■ What is required: Set down each line of the material that follows, exactly, with no pictures.

── Records shown

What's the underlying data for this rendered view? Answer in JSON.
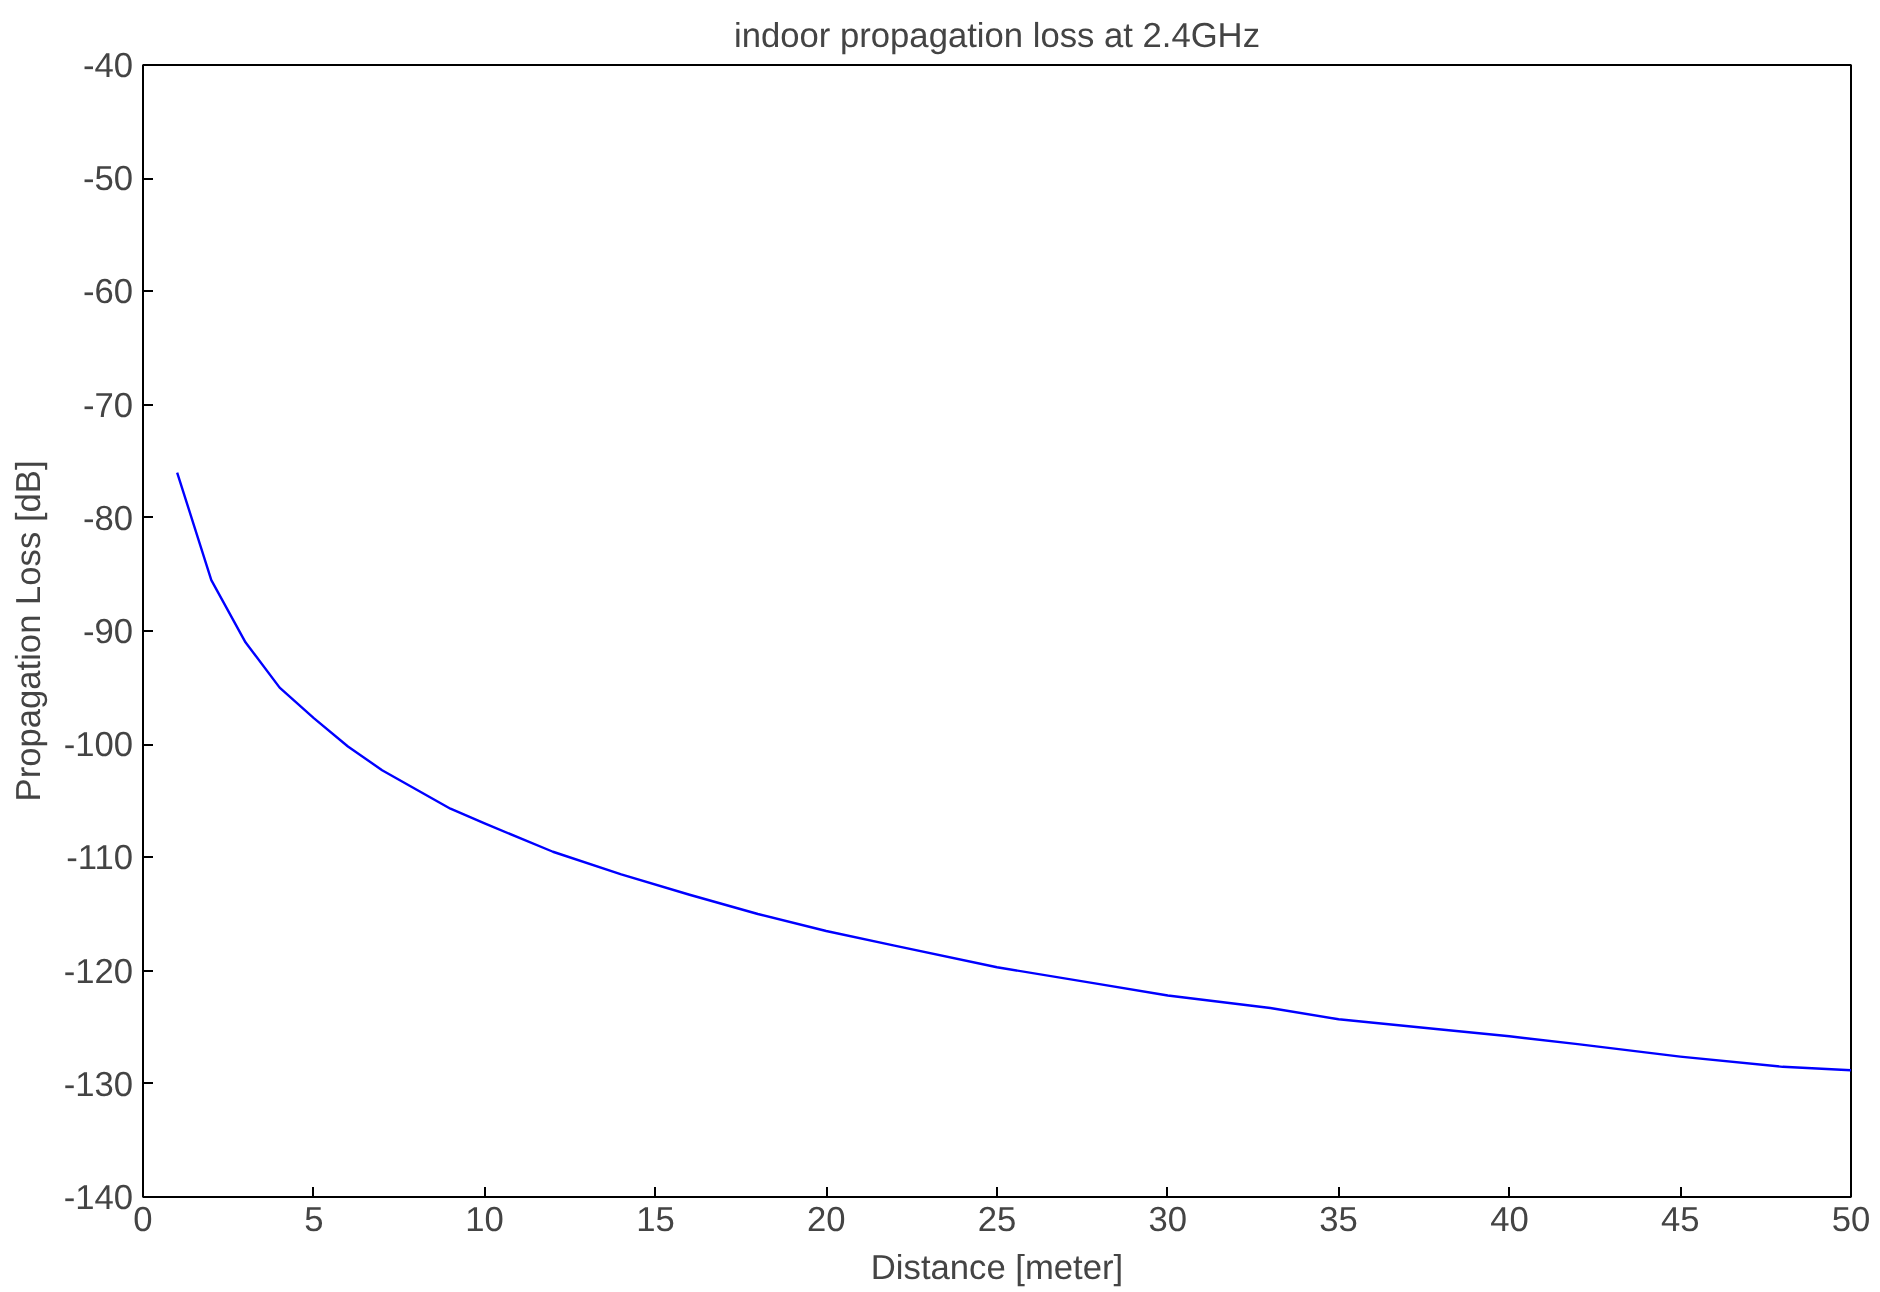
{
  "chart_data": {
    "type": "line",
    "title": "indoor propagation loss at 2.4GHz",
    "xlabel": "Distance [meter]",
    "ylabel": "Propagation Loss [dB]",
    "x": [
      1,
      2,
      3,
      4,
      5,
      6,
      7,
      8,
      9,
      10,
      12,
      14,
      16,
      18,
      20,
      22,
      25,
      28,
      30,
      33,
      35,
      38,
      40,
      42,
      45,
      48,
      50
    ],
    "series": [
      {
        "color": "#0000ff",
        "values": [
          -76,
          -85.5,
          -91,
          -95,
          -97.7,
          -100.2,
          -102.3,
          -104,
          -105.7,
          -107,
          -109.5,
          -111.5,
          -113.3,
          -115,
          -116.5,
          -117.8,
          -119.7,
          -121.2,
          -122.2,
          -123.3,
          -124.3,
          -125.2,
          -125.8,
          -126.5,
          -127.6,
          -128.5,
          -128.8
        ]
      }
    ],
    "xlim": [
      0,
      50
    ],
    "ylim": [
      -140,
      -40
    ],
    "xticks": [
      0,
      5,
      10,
      15,
      20,
      25,
      30,
      35,
      40,
      45,
      50
    ],
    "yticks": [
      -140,
      -130,
      -120,
      -110,
      -100,
      -90,
      -80,
      -70,
      -60,
      -50,
      -40
    ],
    "grid": false,
    "marker": "none",
    "line_style": "solid"
  }
}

────

■ Correct response:
What's the underlying data for this rendered view? Answer in JSON.
{
  "chart_data": {
    "type": "line",
    "title": "indoor propagation loss at 2.4GHz",
    "xlabel": "Distance [meter]",
    "ylabel": "Propagation Loss [dB]",
    "x": [
      1,
      2,
      3,
      4,
      5,
      6,
      7,
      8,
      9,
      10,
      12,
      14,
      16,
      18,
      20,
      22,
      25,
      28,
      30,
      33,
      35,
      38,
      40,
      42,
      45,
      48,
      50
    ],
    "series": [
      {
        "color": "#0000ff",
        "values": [
          -76,
          -85.5,
          -91,
          -95,
          -97.7,
          -100.2,
          -102.3,
          -104,
          -105.7,
          -107,
          -109.5,
          -111.5,
          -113.3,
          -115,
          -116.5,
          -117.8,
          -119.7,
          -121.2,
          -122.2,
          -123.3,
          -124.3,
          -125.2,
          -125.8,
          -126.5,
          -127.6,
          -128.5,
          -128.8
        ]
      }
    ],
    "xlim": [
      0,
      50
    ],
    "ylim": [
      -140,
      -40
    ],
    "xticks": [
      0,
      5,
      10,
      15,
      20,
      25,
      30,
      35,
      40,
      45,
      50
    ],
    "yticks": [
      -140,
      -130,
      -120,
      -110,
      -100,
      -90,
      -80,
      -70,
      -60,
      -50,
      -40
    ],
    "grid": false,
    "marker": "none",
    "line_style": "solid"
  }
}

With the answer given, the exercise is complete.